**** Data rows ****
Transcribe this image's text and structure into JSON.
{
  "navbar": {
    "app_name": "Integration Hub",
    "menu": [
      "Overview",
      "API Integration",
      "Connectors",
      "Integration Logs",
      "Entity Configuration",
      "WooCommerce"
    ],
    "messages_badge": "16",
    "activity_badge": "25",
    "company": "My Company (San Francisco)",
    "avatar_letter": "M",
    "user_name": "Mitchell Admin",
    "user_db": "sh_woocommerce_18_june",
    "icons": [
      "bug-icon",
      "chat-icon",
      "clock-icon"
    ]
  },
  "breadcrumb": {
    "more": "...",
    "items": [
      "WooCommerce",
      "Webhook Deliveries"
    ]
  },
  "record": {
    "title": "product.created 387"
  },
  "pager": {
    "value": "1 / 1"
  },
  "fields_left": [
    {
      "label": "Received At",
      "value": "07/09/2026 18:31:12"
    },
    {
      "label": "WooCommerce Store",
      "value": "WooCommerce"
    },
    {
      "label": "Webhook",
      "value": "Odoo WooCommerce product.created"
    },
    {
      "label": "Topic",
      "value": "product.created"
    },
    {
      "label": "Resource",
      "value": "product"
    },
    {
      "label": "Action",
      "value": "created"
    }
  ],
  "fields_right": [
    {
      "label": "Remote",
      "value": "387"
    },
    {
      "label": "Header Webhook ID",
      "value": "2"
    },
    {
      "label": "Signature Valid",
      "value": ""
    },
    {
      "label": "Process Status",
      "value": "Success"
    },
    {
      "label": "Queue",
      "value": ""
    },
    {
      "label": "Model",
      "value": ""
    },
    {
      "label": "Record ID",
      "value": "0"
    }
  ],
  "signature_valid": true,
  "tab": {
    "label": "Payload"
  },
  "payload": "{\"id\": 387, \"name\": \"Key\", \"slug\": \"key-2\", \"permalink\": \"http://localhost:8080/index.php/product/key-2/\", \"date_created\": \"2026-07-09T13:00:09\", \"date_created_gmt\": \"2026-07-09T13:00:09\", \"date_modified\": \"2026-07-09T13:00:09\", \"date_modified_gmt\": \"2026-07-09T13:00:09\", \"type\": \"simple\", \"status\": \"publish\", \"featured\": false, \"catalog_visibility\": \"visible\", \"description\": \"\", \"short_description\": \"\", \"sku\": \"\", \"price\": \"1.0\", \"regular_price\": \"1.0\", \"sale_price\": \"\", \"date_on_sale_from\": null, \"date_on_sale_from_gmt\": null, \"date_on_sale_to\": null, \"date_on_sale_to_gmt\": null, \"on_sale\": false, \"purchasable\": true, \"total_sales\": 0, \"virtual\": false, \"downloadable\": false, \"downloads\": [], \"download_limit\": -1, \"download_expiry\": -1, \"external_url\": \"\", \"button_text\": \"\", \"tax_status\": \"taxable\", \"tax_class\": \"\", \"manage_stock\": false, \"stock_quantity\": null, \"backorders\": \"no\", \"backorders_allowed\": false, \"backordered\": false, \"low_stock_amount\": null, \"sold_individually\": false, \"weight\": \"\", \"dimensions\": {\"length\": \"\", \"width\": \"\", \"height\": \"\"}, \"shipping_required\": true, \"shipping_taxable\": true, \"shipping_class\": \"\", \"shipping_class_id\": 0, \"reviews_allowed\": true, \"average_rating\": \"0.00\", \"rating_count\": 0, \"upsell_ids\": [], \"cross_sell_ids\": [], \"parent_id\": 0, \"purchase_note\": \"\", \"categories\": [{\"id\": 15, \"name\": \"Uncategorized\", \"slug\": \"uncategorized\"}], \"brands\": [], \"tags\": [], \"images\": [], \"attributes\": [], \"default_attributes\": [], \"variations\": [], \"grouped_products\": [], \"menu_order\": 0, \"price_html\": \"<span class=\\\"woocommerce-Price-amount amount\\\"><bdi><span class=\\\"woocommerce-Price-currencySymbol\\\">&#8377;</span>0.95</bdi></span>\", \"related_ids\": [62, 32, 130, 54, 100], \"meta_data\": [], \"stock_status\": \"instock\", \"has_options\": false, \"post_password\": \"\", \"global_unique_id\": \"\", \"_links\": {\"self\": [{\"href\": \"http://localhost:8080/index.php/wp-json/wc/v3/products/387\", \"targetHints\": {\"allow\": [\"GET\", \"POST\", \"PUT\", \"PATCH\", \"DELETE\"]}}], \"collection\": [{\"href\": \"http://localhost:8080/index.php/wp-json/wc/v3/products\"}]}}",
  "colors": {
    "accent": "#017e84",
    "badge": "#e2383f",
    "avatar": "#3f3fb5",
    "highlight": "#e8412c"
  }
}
****
Given task:
Reproduce all of the data exactly as given.

Answer to this task:
Transcribe this image's text and structure into JSON.
{
  "navbar": {
    "app_name": "Integration Hub",
    "menu": [
      "Overview",
      "API Integration",
      "Connectors",
      "Integration Logs",
      "Entity Configuration",
      "WooCommerce"
    ],
    "messages_badge": "16",
    "activity_badge": "25",
    "company": "My Company (San Francisco)",
    "avatar_letter": "M",
    "user_name": "Mitchell Admin",
    "user_db": "sh_woocommerce_18_june",
    "icons": [
      "bug-icon",
      "chat-icon",
      "clock-icon"
    ]
  },
  "breadcrumb": {
    "more": "...",
    "items": [
      "WooCommerce",
      "Webhook Deliveries"
    ]
  },
  "record": {
    "title": "product.created 387"
  },
  "pager": {
    "value": "1 / 1"
  },
  "fields_left": [
    {
      "label": "Received At",
      "value": "07/09/2026 18:31:12"
    },
    {
      "label": "WooCommerce Store",
      "value": "WooCommerce"
    },
    {
      "label": "Webhook",
      "value": "Odoo WooCommerce product.created"
    },
    {
      "label": "Topic",
      "value": "product.created"
    },
    {
      "label": "Resource",
      "value": "product"
    },
    {
      "label": "Action",
      "value": "created"
    }
  ],
  "fields_right": [
    {
      "label": "Remote",
      "value": "387"
    },
    {
      "label": "Header Webhook ID",
      "value": "2"
    },
    {
      "label": "Signature Valid",
      "value": ""
    },
    {
      "label": "Process Status",
      "value": "Success"
    },
    {
      "label": "Queue",
      "value": ""
    },
    {
      "label": "Model",
      "value": ""
    },
    {
      "label": "Record ID",
      "value": "0"
    }
  ],
  "signature_valid": true,
  "tab": {
    "label": "Payload"
  },
  "payload": "{\"id\": 387, \"name\": \"Key\", \"slug\": \"key-2\", \"permalink\": \"http://localhost:8080/index.php/product/key-2/\", \"date_created\": \"2026-07-09T13:00:09\", \"date_created_gmt\": \"2026-07-09T13:00:09\", \"date_modified\": \"2026-07-09T13:00:09\", \"date_modified_gmt\": \"2026-07-09T13:00:09\", \"type\": \"simple\", \"status\": \"publish\", \"featured\": false, \"catalog_visibility\": \"visible\", \"description\": \"\", \"short_description\": \"\", \"sku\": \"\", \"price\": \"1.0\", \"regular_price\": \"1.0\", \"sale_price\": \"\", \"date_on_sale_from\": null, \"date_on_sale_from_gmt\": null, \"date_on_sale_to\": null, \"date_on_sale_to_gmt\": null, \"on_sale\": false, \"purchasable\": true, \"total_sales\": 0, \"virtual\": false, \"downloadable\": false, \"downloads\": [], \"download_limit\": -1, \"download_expiry\": -1, \"external_url\": \"\", \"button_text\": \"\", \"tax_status\": \"taxable\", \"tax_class\": \"\", \"manage_stock\": false, \"stock_quantity\": null, \"backorders\": \"no\", \"backorders_allowed\": false, \"backordered\": false, \"low_stock_amount\": null, \"sold_individually\": false, \"weight\": \"\", \"dimensions\": {\"length\": \"\", \"width\": \"\", \"height\": \"\"}, \"shipping_required\": true, \"shipping_taxable\": true, \"shipping_class\": \"\", \"shipping_class_id\": 0, \"reviews_allowed\": true, \"average_rating\": \"0.00\", \"rating_count\": 0, \"upsell_ids\": [], \"cross_sell_ids\": [], \"parent_id\": 0, \"purchase_note\": \"\", \"categories\": [{\"id\": 15, \"name\": \"Uncategorized\", \"slug\": \"uncategorized\"}], \"brands\": [], \"tags\": [], \"images\": [], \"attributes\": [], \"default_attributes\": [], \"variations\": [], \"grouped_products\": [], \"menu_order\": 0, \"price_html\": \"<span class=\\\"woocommerce-Price-amount amount\\\"><bdi><span class=\\\"woocommerce-Price-currencySymbol\\\">&#8377;</span>0.95</bdi></span>\", \"related_ids\": [62, 32, 130, 54, 100], \"meta_data\": [], \"stock_status\": \"instock\", \"has_options\": false, \"post_password\": \"\", \"global_unique_id\": \"\", \"_links\": {\"self\": [{\"href\": \"http://localhost:8080/index.php/wp-json/wc/v3/products/387\", \"targetHints\": {\"allow\": [\"GET\", \"POST\", \"PUT\", \"PATCH\", \"DELETE\"]}}], \"collection\": [{\"href\": \"http://localhost:8080/index.php/wp-json/wc/v3/products\"}]}}",
  "colors": {
    "accent": "#017e84",
    "badge": "#e2383f",
    "avatar": "#3f3fb5",
    "highlight": "#e8412c"
  }
}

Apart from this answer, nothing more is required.